*Набор заданий:*
a – Ответьте по отрывку о Кулибине на вопросы:
(i) Кто готовил фейерверки, по словам отрывка?
(ii) Какое событие праздновали на публичном собрании, где Кулибин показал первую свою картинную иллюминацию?
(iii) Из чего Кулибин делал разноцветные огни?
b – Переведите на английский язык предложение из отрывка о Кулибине: «И с той поры фейерверки поручали ему постоянно.»
c – Продолжите отрывок о Кулибине и его фейерверках с того места, где он заканчивается.

Фейерверки шли по ученой части. Готовили их академики. Составляли аллегорические фигуры из разноцветных огней и ракет, сочиняли приличные случаю стихи. Занимался в прежние времена фейерверками, хотя без особой охоты, и сам Ломоносов.
Механический художник Кулибин, славный выдумщик, мог пригодиться для забав двора. Надлежало поручить ему фейерверки.
Во время публичного собрания — праздновали пятидесятилетие Академии наук — показал Кулибин первую свою картинную иллюминацию.
Двор не ошибся: и здесь Кулибин поступил своеобычно. Невелик был бы труд по описанным образцам составить пороховые смеси для ракет и огненных фигур, взлетавших в небо. Да это уж видано.
Кулибин искал новые составы, завел тетрадь для записи опытов. Делал он огни разноцветные из инбиря, шафрана, из змеиной крови. А для иллюминаций комнатных приготовил особые составы на спирту.
Но то еще не было диковиной. А слава великого искусника пошла с того, что применил Кулибин для ночных и комнатных иллюминаций свои оптические опыты.
На академическом празднике трудами Кулибина представлено было в воздухе средь ночи сияющее солнце. И чудо: в небе пронеслась фигура греческого бога Аполлона.
Свеча, оптические зеркала, резанная из картона фигура Аполлона да механические устройства, чтобы луч света, усиленный и отраженный зеркалами, перенес изображение Аполлона на облака, — вот что придумал для иллюминации Кулибин (Это было устройство, несколько напоминающее позднее появившийся «волшебный фонарь»).
И с той поры фейерверки поручали ему постоянно.
Был почет, была слава, да не радостная. Сгорает фейерверк, сгорает и труд, на него положенный. А пользы обществу от того труда не проистекает нимало. Это Ивану Петровичу горько.

*Предоставленный материал:*
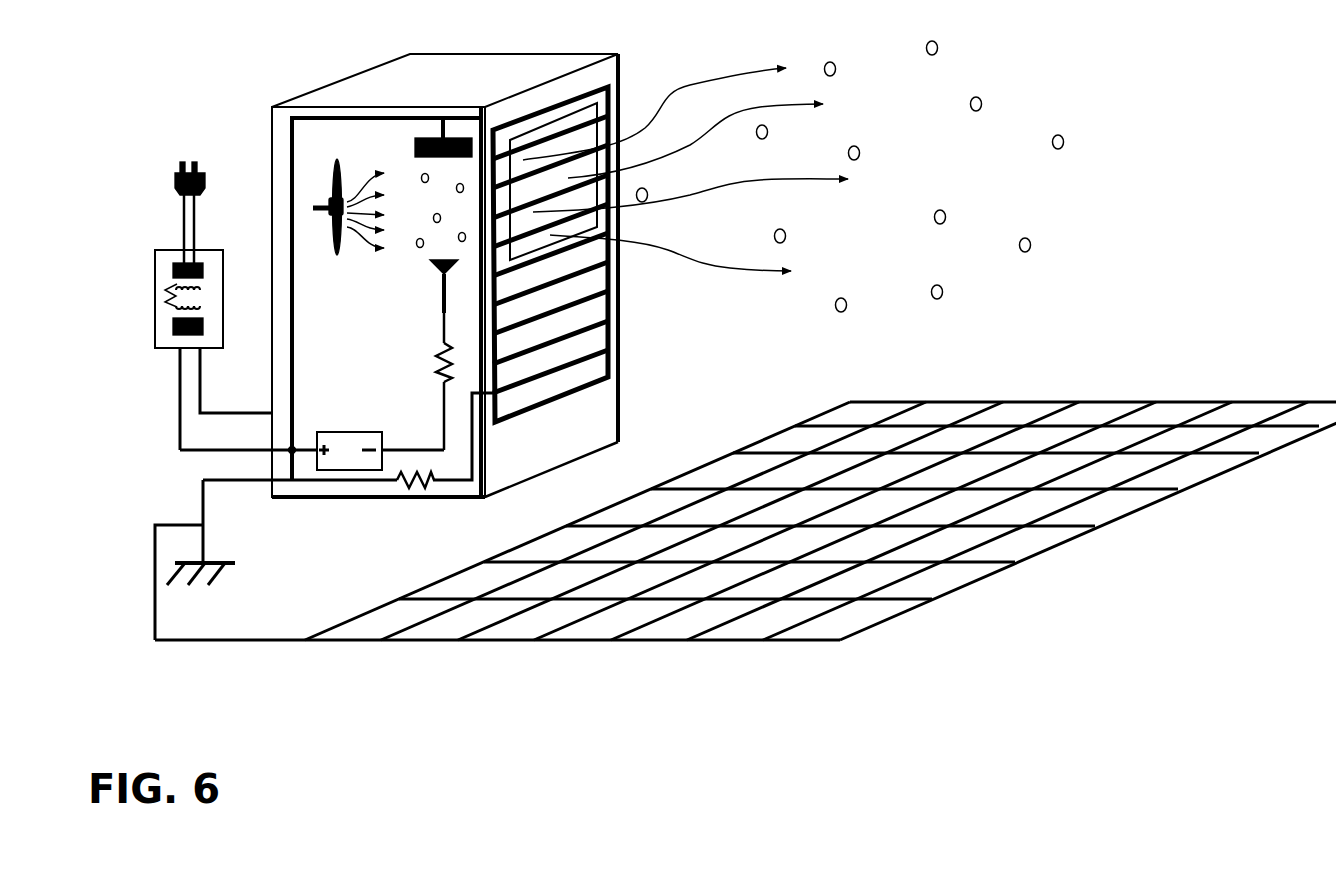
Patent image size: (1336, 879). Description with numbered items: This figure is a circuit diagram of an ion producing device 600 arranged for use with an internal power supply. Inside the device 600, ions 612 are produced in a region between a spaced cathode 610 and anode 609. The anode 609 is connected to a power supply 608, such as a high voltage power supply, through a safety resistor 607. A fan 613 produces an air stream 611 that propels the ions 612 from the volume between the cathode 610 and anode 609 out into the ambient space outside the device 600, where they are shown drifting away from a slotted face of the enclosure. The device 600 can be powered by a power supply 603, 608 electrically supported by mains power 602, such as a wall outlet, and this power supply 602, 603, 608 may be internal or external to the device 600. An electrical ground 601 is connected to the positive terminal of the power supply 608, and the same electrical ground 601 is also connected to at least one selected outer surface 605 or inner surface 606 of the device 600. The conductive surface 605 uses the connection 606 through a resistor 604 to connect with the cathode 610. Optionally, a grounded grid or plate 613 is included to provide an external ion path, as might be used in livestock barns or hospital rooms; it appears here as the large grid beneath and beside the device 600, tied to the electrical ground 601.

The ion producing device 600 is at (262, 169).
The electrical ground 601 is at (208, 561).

*Ответы по заданиям:*
a –
(i) Академики.
(ii) Пятидесятилетие Академии наук.
(iii) Из инбиря, шафрана и змеиной крови.

b – And from that time on, fireworks were entrusted to him regularly.

c –
Стоит модель моста на Волновом дворе. Зимой вырастает на модели снежный холм, летом поливают ее дожди, сушит солнце.
О строении же моста через Неву-реку молчит императрица, молчит и Потемкин.
Приходил к Кулибину Николай Фус, один из членов комиссии, свидетельствовавшей модель. Принес письмо, полученное из Базеля от славнейшего механика и математика Даниила Бернулли. О кулибинском мосте ему писал Фус. Бернулли был удивлен, как выдержала модель огромную тяжесть. Писал, что чистой теории для выполнения таких работ мало — невозможно исчислить все обстоятельства, которые должны быть приняты в расчет. Приходится работать ощупью, обращаться к врожденной сообразительности. В этом признает Бернулли некое преимущество Кулибина-строителя над теоретиками.
«Великий мастер» — так назвал в своем письме Бернулли смотрителя академических мастерских. И это было радостно.
На Волков двор всякий день и в немалом числе хаживали любопытные — поглядеть модель. Справлялись, когда мост начнут строить. Вопрос был безответен — великий мастер сочинял иллюминации и фейерверки.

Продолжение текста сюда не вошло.